Set exercise:
Rewrite all the rows, replacing "layer-tool-icon" with "layer-tool-button" and keeping everything else the same.

Extracted entries:
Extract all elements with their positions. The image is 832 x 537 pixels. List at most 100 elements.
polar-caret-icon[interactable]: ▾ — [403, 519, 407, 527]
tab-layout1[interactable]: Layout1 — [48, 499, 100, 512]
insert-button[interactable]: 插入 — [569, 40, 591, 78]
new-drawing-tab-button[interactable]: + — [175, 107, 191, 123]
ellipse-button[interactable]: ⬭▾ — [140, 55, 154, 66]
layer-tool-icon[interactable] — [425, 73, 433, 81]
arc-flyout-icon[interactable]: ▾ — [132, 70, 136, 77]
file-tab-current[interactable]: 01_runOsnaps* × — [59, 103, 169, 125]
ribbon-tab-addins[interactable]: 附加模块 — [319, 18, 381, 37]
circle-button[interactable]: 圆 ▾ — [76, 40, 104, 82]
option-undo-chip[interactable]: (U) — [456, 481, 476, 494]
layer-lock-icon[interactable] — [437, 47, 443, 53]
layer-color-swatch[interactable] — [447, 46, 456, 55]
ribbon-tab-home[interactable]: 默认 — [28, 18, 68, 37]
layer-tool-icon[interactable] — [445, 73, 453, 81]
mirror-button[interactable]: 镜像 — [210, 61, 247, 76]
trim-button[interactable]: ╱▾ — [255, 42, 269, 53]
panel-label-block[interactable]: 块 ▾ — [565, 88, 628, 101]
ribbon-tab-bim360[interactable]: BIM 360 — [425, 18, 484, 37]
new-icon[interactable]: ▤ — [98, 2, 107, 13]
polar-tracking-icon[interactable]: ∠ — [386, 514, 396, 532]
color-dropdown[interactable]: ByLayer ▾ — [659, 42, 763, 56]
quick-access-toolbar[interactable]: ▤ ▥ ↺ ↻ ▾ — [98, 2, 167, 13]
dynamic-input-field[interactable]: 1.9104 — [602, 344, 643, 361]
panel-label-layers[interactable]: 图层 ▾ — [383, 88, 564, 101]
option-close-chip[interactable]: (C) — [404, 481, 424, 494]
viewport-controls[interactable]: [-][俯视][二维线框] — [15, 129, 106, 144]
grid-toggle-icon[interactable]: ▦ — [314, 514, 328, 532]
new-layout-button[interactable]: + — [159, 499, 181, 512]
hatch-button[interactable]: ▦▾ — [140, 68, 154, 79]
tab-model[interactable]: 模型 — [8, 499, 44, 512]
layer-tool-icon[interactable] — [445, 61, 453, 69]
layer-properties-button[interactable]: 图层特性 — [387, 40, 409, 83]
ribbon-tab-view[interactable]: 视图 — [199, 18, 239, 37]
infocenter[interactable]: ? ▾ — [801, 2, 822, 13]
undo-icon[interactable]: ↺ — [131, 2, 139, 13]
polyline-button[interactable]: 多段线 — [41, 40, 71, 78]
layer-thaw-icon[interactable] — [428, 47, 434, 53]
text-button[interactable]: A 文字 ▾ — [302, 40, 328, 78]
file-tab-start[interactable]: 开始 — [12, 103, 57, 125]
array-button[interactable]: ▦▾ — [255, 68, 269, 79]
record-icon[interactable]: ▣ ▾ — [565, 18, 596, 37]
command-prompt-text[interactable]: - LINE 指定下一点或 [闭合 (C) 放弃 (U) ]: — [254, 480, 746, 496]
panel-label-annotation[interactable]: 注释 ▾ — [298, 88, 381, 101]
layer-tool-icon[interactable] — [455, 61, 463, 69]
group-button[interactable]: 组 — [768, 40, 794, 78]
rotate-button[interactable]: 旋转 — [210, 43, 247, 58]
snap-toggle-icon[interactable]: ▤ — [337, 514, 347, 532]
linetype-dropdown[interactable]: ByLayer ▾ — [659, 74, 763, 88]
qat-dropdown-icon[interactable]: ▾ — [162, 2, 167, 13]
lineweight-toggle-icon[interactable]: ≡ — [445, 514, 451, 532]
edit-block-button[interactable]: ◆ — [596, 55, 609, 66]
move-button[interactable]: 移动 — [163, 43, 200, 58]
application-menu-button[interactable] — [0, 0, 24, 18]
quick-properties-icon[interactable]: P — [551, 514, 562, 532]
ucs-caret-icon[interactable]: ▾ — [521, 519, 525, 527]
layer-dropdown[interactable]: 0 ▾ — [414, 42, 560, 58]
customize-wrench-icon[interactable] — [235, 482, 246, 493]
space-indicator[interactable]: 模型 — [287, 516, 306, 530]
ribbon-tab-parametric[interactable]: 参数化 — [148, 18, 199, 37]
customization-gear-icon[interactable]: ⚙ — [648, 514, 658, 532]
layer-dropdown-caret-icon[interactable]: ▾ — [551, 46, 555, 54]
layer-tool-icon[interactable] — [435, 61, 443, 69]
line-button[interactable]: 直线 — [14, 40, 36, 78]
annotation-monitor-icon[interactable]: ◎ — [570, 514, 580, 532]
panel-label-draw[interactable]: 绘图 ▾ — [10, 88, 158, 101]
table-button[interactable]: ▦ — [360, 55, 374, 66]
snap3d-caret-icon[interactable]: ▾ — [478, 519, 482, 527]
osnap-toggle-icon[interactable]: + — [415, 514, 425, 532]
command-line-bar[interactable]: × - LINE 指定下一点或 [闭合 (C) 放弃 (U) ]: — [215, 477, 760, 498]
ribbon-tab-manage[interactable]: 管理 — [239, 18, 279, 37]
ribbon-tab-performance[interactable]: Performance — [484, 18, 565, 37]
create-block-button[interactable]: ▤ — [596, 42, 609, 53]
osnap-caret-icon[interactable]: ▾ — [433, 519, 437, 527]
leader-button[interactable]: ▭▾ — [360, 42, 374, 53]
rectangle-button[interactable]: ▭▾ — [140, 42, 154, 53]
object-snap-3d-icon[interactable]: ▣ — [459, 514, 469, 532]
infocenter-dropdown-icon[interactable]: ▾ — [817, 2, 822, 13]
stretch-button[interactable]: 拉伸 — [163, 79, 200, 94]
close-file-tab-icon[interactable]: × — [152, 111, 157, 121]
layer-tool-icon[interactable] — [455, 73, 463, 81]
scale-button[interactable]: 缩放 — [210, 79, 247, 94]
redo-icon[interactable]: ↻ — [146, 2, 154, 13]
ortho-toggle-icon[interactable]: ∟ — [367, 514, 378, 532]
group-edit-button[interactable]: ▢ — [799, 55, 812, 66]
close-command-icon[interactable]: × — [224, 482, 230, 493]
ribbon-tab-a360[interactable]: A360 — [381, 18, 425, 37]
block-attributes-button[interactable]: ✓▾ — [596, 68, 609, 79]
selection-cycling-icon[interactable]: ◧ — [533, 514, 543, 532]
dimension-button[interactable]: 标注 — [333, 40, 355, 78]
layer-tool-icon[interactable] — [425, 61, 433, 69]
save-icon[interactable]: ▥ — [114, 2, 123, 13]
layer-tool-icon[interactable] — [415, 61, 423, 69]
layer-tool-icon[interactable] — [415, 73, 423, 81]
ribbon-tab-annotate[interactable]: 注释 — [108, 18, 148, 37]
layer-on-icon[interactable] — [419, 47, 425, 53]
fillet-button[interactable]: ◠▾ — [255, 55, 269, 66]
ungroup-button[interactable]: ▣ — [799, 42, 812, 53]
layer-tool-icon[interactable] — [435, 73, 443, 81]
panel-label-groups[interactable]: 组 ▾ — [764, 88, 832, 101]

Answer to this exercise:
Extract all elements with their positions. The image is 832 x 537 pixels. List at most 100 elements.
polar-caret-icon[interactable]: ▾ — [403, 519, 407, 527]
tab-layout1[interactable]: Layout1 — [48, 499, 100, 512]
insert-button[interactable]: 插入 — [569, 40, 591, 78]
new-drawing-tab-button[interactable]: + — [175, 107, 191, 123]
ellipse-button[interactable]: ⬭▾ — [140, 55, 154, 66]
layer-tool-button[interactable] — [425, 73, 433, 81]
arc-flyout-icon[interactable]: ▾ — [132, 70, 136, 77]
file-tab-current[interactable]: 01_runOsnaps* × — [59, 103, 169, 125]
ribbon-tab-addins[interactable]: 附加模块 — [319, 18, 381, 37]
circle-button[interactable]: 圆 ▾ — [76, 40, 104, 82]
option-undo-chip[interactable]: (U) — [456, 481, 476, 494]
layer-lock-icon[interactable] — [437, 47, 443, 53]
layer-color-swatch[interactable] — [447, 46, 456, 55]
ribbon-tab-home[interactable]: 默认 — [28, 18, 68, 37]
layer-tool-button[interactable] — [445, 73, 453, 81]
mirror-button[interactable]: 镜像 — [210, 61, 247, 76]
trim-button[interactable]: ╱▾ — [255, 42, 269, 53]
panel-label-block[interactable]: 块 ▾ — [565, 88, 628, 101]
ribbon-tab-bim360[interactable]: BIM 360 — [425, 18, 484, 37]
new-icon[interactable]: ▤ — [98, 2, 107, 13]
polar-tracking-icon[interactable]: ∠ — [386, 514, 396, 532]
color-dropdown[interactable]: ByLayer ▾ — [659, 42, 763, 56]
quick-access-toolbar[interactable]: ▤ ▥ ↺ ↻ ▾ — [98, 2, 167, 13]
dynamic-input-field[interactable]: 1.9104 — [602, 344, 643, 361]
panel-label-layers[interactable]: 图层 ▾ — [383, 88, 564, 101]
option-close-chip[interactable]: (C) — [404, 481, 424, 494]
viewport-controls[interactable]: [-][俯视][二维线框] — [15, 129, 106, 144]
grid-toggle-icon[interactable]: ▦ — [314, 514, 328, 532]
new-layout-button[interactable]: + — [159, 499, 181, 512]
hatch-button[interactable]: ▦▾ — [140, 68, 154, 79]
tab-model[interactable]: 模型 — [8, 499, 44, 512]
layer-tool-button[interactable] — [445, 61, 453, 69]
layer-properties-button[interactable]: 图层特性 — [387, 40, 409, 83]
ribbon-tab-view[interactable]: 视图 — [199, 18, 239, 37]
infocenter[interactable]: ? ▾ — [801, 2, 822, 13]
undo-icon[interactable]: ↺ — [131, 2, 139, 13]
polyline-button[interactable]: 多段线 — [41, 40, 71, 78]
layer-thaw-icon[interactable] — [428, 47, 434, 53]
text-button[interactable]: A 文字 ▾ — [302, 40, 328, 78]
file-tab-start[interactable]: 开始 — [12, 103, 57, 125]
array-button[interactable]: ▦▾ — [255, 68, 269, 79]
record-icon[interactable]: ▣ ▾ — [565, 18, 596, 37]
command-prompt-text[interactable]: - LINE 指定下一点或 [闭合 (C) 放弃 (U) ]: — [254, 480, 746, 496]
panel-label-annotation[interactable]: 注释 ▾ — [298, 88, 381, 101]
layer-tool-button[interactable] — [455, 61, 463, 69]
group-button[interactable]: 组 — [768, 40, 794, 78]
rotate-button[interactable]: 旋转 — [210, 43, 247, 58]
snap-toggle-icon[interactable]: ▤ — [337, 514, 347, 532]
linetype-dropdown[interactable]: ByLayer ▾ — [659, 74, 763, 88]
qat-dropdown-icon[interactable]: ▾ — [162, 2, 167, 13]
lineweight-toggle-icon[interactable]: ≡ — [445, 514, 451, 532]
edit-block-button[interactable]: ◆ — [596, 55, 609, 66]
move-button[interactable]: 移动 — [163, 43, 200, 58]
application-menu-button[interactable] — [0, 0, 24, 18]
quick-properties-icon[interactable]: P — [551, 514, 562, 532]
ucs-caret-icon[interactable]: ▾ — [521, 519, 525, 527]
layer-dropdown[interactable]: 0 ▾ — [414, 42, 560, 58]
customize-wrench-icon[interactable] — [235, 482, 246, 493]
space-indicator[interactable]: 模型 — [287, 516, 306, 530]
ribbon-tab-parametric[interactable]: 参数化 — [148, 18, 199, 37]
customization-gear-icon[interactable]: ⚙ — [648, 514, 658, 532]
layer-dropdown-caret-icon[interactable]: ▾ — [551, 46, 555, 54]
layer-tool-button[interactable] — [435, 61, 443, 69]
line-button[interactable]: 直线 — [14, 40, 36, 78]
annotation-monitor-icon[interactable]: ◎ — [570, 514, 580, 532]
panel-label-draw[interactable]: 绘图 ▾ — [10, 88, 158, 101]
table-button[interactable]: ▦ — [360, 55, 374, 66]
snap3d-caret-icon[interactable]: ▾ — [478, 519, 482, 527]
osnap-toggle-icon[interactable]: + — [415, 514, 425, 532]
command-line-bar[interactable]: × - LINE 指定下一点或 [闭合 (C) 放弃 (U) ]: — [215, 477, 760, 498]
ribbon-tab-manage[interactable]: 管理 — [239, 18, 279, 37]
ribbon-tab-performance[interactable]: Performance — [484, 18, 565, 37]
create-block-button[interactable]: ▤ — [596, 42, 609, 53]
osnap-caret-icon[interactable]: ▾ — [433, 519, 437, 527]
leader-button[interactable]: ▭▾ — [360, 42, 374, 53]
rectangle-button[interactable]: ▭▾ — [140, 42, 154, 53]
object-snap-3d-icon[interactable]: ▣ — [459, 514, 469, 532]
infocenter-dropdown-icon[interactable]: ▾ — [817, 2, 822, 13]
stretch-button[interactable]: 拉伸 — [163, 79, 200, 94]
close-file-tab-icon[interactable]: × — [152, 111, 157, 121]
layer-tool-button[interactable] — [455, 73, 463, 81]
scale-button[interactable]: 缩放 — [210, 79, 247, 94]
redo-icon[interactable]: ↻ — [146, 2, 154, 13]
ortho-toggle-icon[interactable]: ∟ — [367, 514, 378, 532]
group-edit-button[interactable]: ▢ — [799, 55, 812, 66]
close-command-icon[interactable]: × — [224, 482, 230, 493]
ribbon-tab-a360[interactable]: A360 — [381, 18, 425, 37]
block-attributes-button[interactable]: ✓▾ — [596, 68, 609, 79]
selection-cycling-icon[interactable]: ◧ — [533, 514, 543, 532]
dimension-button[interactable]: 标注 — [333, 40, 355, 78]
layer-tool-button[interactable] — [425, 61, 433, 69]
save-icon[interactable]: ▥ — [114, 2, 123, 13]
layer-tool-button[interactable] — [415, 61, 423, 69]
layer-tool-button[interactable] — [415, 73, 423, 81]
ribbon-tab-annotate[interactable]: 注释 — [108, 18, 148, 37]
layer-on-icon[interactable] — [419, 47, 425, 53]
fillet-button[interactable]: ◠▾ — [255, 55, 269, 66]
ungroup-button[interactable]: ▣ — [799, 42, 812, 53]
layer-tool-button[interactable] — [435, 73, 443, 81]
panel-label-groups[interactable]: 组 ▾ — [764, 88, 832, 101]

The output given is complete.